* _Given request_
Give the material again in full, matching it exactly.

Stored records:
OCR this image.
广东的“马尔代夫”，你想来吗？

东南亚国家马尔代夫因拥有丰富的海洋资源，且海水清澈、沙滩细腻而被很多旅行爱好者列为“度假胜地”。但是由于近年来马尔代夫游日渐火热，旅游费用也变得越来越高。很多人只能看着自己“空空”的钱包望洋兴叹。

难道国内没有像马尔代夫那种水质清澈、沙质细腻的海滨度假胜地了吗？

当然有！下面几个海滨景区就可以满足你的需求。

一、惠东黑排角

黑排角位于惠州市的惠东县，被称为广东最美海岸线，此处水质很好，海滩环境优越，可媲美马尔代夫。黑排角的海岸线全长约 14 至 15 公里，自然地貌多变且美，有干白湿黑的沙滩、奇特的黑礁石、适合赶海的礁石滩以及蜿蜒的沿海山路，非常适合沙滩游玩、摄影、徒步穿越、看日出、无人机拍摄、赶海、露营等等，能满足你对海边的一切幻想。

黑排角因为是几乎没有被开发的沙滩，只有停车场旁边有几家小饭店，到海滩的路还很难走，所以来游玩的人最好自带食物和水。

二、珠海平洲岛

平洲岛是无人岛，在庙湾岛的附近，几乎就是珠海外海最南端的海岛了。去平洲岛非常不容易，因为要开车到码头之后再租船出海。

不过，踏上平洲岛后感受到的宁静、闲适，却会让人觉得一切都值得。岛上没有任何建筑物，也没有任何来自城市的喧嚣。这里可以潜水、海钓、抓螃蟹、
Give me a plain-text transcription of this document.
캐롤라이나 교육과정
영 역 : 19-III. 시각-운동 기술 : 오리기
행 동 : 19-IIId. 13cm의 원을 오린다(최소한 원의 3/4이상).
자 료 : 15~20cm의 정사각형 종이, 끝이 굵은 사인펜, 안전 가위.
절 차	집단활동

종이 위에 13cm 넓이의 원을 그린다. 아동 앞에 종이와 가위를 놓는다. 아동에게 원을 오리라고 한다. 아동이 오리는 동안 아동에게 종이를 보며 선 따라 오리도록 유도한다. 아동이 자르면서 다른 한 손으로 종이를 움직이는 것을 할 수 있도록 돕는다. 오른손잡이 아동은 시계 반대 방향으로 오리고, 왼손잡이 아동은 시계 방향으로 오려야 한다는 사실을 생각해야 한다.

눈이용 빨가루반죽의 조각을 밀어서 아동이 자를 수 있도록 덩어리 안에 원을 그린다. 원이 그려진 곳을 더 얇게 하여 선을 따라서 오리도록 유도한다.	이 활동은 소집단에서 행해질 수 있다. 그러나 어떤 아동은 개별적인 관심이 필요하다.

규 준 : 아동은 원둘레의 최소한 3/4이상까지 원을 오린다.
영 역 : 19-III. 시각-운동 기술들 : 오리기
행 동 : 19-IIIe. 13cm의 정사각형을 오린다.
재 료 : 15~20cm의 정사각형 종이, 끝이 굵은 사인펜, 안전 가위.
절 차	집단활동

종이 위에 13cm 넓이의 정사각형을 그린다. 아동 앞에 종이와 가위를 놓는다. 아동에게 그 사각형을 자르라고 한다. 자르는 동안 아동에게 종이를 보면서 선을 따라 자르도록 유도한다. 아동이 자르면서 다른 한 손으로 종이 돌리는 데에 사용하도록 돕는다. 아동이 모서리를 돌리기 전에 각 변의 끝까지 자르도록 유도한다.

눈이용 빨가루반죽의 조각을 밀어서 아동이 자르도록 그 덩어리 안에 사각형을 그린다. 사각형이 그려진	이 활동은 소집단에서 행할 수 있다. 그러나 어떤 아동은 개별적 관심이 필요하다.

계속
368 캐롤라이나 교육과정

* _Complete response_
OCR this image.
广东的“马尔代夫”，你想来吗？

东南亚国家马尔代夫因拥有丰富的海洋资源，且海水清澈、沙滩细腻而被很多旅行爱好者列为“度假胜地”。但是由于近年来马尔代夫游日渐火热，旅游费用也变得越来越高。很多人只能看着自己“空空”的钱包望洋兴叹。

难道国内没有像马尔代夫那种水质清澈、沙质细腻的海滨度假胜地了吗？

当然有！下面几个海滨景区就可以满足你的需求。

一、惠东黑排角

黑排角位于惠州市的惠东县，被称为广东最美海岸线，此处水质很好，海滩环境优越，可媲美马尔代夫。黑排角的海岸线全长约 14 至 15 公里，自然地貌多变且美，有干白湿黑的沙滩、奇特的黑礁石、适合赶海的礁石滩以及蜿蜒的沿海山路，非常适合沙滩游玩、摄影、徒步穿越、看日出、无人机拍摄、赶海、露营等等，能满足你对海边的一切幻想。

黑排角因为是几乎没有被开发的沙滩，只有停车场旁边有几家小饭店，到海滩的路还很难走，所以来游玩的人最好自带食物和水。

二、珠海平洲岛

平洲岛是无人岛，在庙湾岛的附近，几乎就是珠海外海最南端的海岛了。去平洲岛非常不容易，因为要开车到码头之后再租船出海。

不过，踏上平洲岛后感受到的宁静、闲适，却会让人觉得一切都值得。岛上没有任何建筑物，也没有任何来自城市的喧嚣。这里可以潜水、海钓、抓螃蟹、
Give me a plain-text transcription of this document.
캐롤라이나 교육과정
영 역 : 19-III. 시각-운동 기술 : 오리기
행 동 : 19-IIId. 13cm의 원을 오린다(최소한 원의 3/4이상).
자 료 : 15~20cm의 정사각형 종이, 끝이 굵은 사인펜, 안전 가위.
절 차	집단활동

종이 위에 13cm 넓이의 원을 그린다. 아동 앞에 종이와 가위를 놓는다. 아동에게 원을 오리라고 한다. 아동이 오리는 동안 아동에게 종이를 보며 선 따라 오리도록 유도한다. 아동이 자르면서 다른 한 손으로 종이를 움직이는 것을 할 수 있도록 돕는다. 오른손잡이 아동은 시계 반대 방향으로 오리고, 왼손잡이 아동은 시계 방향으로 오려야 한다는 사실을 생각해야 한다.

눈이용 빨가루반죽의 조각을 밀어서 아동이 자를 수 있도록 덩어리 안에 원을 그린다. 원이 그려진 곳을 더 얇게 하여 선을 따라서 오리도록 유도한다.	이 활동은 소집단에서 행해질 수 있다. 그러나 어떤 아동은 개별적인 관심이 필요하다.

규 준 : 아동은 원둘레의 최소한 3/4이상까지 원을 오린다.
영 역 : 19-III. 시각-운동 기술들 : 오리기
행 동 : 19-IIIe. 13cm의 정사각형을 오린다.
재 료 : 15~20cm의 정사각형 종이, 끝이 굵은 사인펜, 안전 가위.
절 차	집단활동

종이 위에 13cm 넓이의 정사각형을 그린다. 아동 앞에 종이와 가위를 놓는다. 아동에게 그 사각형을 자르라고 한다. 자르는 동안 아동에게 종이를 보면서 선을 따라 자르도록 유도한다. 아동이 자르면서 다른 한 손으로 종이 돌리는 데에 사용하도록 돕는다. 아동이 모서리를 돌리기 전에 각 변의 끝까지 자르도록 유도한다.

눈이용 빨가루반죽의 조각을 밀어서 아동이 자르도록 그 덩어리 안에 사각형을 그린다. 사각형이 그려진	이 활동은 소집단에서 행할 수 있다. 그러나 어떤 아동은 개별적 관심이 필요하다.

계속
368 캐롤라이나 교육과정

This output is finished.